◆ TO BE DONE ◆
Transcribe the records below exactly as they appear.

Figure content listings
====
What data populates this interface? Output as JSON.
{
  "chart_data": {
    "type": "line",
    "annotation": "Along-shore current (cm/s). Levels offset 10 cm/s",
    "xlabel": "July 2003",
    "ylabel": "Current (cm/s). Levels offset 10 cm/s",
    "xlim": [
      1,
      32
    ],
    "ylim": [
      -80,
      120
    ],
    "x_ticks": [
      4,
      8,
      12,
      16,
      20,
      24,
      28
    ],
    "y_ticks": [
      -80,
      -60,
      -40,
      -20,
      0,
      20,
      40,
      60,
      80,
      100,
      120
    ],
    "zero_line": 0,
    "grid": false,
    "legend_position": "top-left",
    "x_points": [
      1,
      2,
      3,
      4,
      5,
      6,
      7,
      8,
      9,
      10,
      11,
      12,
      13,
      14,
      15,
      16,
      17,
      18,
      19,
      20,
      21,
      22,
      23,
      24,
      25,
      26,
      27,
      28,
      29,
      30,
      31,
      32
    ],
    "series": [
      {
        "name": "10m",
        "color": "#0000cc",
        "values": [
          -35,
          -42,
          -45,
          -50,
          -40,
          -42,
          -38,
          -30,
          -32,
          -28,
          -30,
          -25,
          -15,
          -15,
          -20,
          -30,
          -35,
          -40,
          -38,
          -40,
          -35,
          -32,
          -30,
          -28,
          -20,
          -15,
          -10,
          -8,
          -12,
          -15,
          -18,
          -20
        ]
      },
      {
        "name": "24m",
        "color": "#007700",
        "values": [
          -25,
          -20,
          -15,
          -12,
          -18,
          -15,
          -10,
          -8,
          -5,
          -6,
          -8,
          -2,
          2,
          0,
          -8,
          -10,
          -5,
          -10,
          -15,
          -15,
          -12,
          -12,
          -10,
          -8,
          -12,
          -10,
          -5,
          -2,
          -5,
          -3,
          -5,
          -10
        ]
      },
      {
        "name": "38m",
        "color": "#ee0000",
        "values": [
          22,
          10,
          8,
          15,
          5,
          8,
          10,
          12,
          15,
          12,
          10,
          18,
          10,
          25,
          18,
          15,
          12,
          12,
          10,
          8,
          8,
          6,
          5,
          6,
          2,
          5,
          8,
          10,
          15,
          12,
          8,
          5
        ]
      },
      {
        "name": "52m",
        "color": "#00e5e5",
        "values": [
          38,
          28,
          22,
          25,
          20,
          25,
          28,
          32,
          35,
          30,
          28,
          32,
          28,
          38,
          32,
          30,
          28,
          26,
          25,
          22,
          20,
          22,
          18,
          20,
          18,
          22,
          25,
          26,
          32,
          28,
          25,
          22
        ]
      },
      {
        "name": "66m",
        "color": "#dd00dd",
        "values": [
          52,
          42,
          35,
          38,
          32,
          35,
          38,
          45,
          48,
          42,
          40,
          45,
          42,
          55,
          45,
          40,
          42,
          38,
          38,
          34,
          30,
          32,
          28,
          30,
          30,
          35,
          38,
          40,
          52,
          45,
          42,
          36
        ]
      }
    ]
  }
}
====
◆ SOLUTION BELOW ◆
What data populates this interface? Output as JSON.
{
  "chart_data": {
    "type": "line",
    "annotation": "Along-shore current (cm/s). Levels offset 10 cm/s",
    "xlabel": "July 2003",
    "ylabel": "Current (cm/s). Levels offset 10 cm/s",
    "xlim": [
      1,
      32
    ],
    "ylim": [
      -80,
      120
    ],
    "x_ticks": [
      4,
      8,
      12,
      16,
      20,
      24,
      28
    ],
    "y_ticks": [
      -80,
      -60,
      -40,
      -20,
      0,
      20,
      40,
      60,
      80,
      100,
      120
    ],
    "zero_line": 0,
    "grid": false,
    "legend_position": "top-left",
    "x_points": [
      1,
      2,
      3,
      4,
      5,
      6,
      7,
      8,
      9,
      10,
      11,
      12,
      13,
      14,
      15,
      16,
      17,
      18,
      19,
      20,
      21,
      22,
      23,
      24,
      25,
      26,
      27,
      28,
      29,
      30,
      31,
      32
    ],
    "series": [
      {
        "name": "10m",
        "color": "#0000cc",
        "values": [
          -35,
          -42,
          -45,
          -50,
          -40,
          -42,
          -38,
          -30,
          -32,
          -28,
          -30,
          -25,
          -15,
          -15,
          -20,
          -30,
          -35,
          -40,
          -38,
          -40,
          -35,
          -32,
          -30,
          -28,
          -20,
          -15,
          -10,
          -8,
          -12,
          -15,
          -18,
          -20
        ]
      },
      {
        "name": "24m",
        "color": "#007700",
        "values": [
          -25,
          -20,
          -15,
          -12,
          -18,
          -15,
          -10,
          -8,
          -5,
          -6,
          -8,
          -2,
          2,
          0,
          -8,
          -10,
          -5,
          -10,
          -15,
          -15,
          -12,
          -12,
          -10,
          -8,
          -12,
          -10,
          -5,
          -2,
          -5,
          -3,
          -5,
          -10
        ]
      },
      {
        "name": "38m",
        "color": "#ee0000",
        "values": [
          22,
          10,
          8,
          15,
          5,
          8,
          10,
          12,
          15,
          12,
          10,
          18,
          10,
          25,
          18,
          15,
          12,
          12,
          10,
          8,
          8,
          6,
          5,
          6,
          2,
          5,
          8,
          10,
          15,
          12,
          8,
          5
        ]
      },
      {
        "name": "52m",
        "color": "#00e5e5",
        "values": [
          38,
          28,
          22,
          25,
          20,
          25,
          28,
          32,
          35,
          30,
          28,
          32,
          28,
          38,
          32,
          30,
          28,
          26,
          25,
          22,
          20,
          22,
          18,
          20,
          18,
          22,
          25,
          26,
          32,
          28,
          25,
          22
        ]
      },
      {
        "name": "66m",
        "color": "#dd00dd",
        "values": [
          52,
          42,
          35,
          38,
          32,
          35,
          38,
          45,
          48,
          42,
          40,
          45,
          42,
          55,
          45,
          40,
          42,
          38,
          38,
          34,
          30,
          32,
          28,
          30,
          30,
          35,
          38,
          40,
          52,
          45,
          42,
          36
        ]
      }
    ]
  }
}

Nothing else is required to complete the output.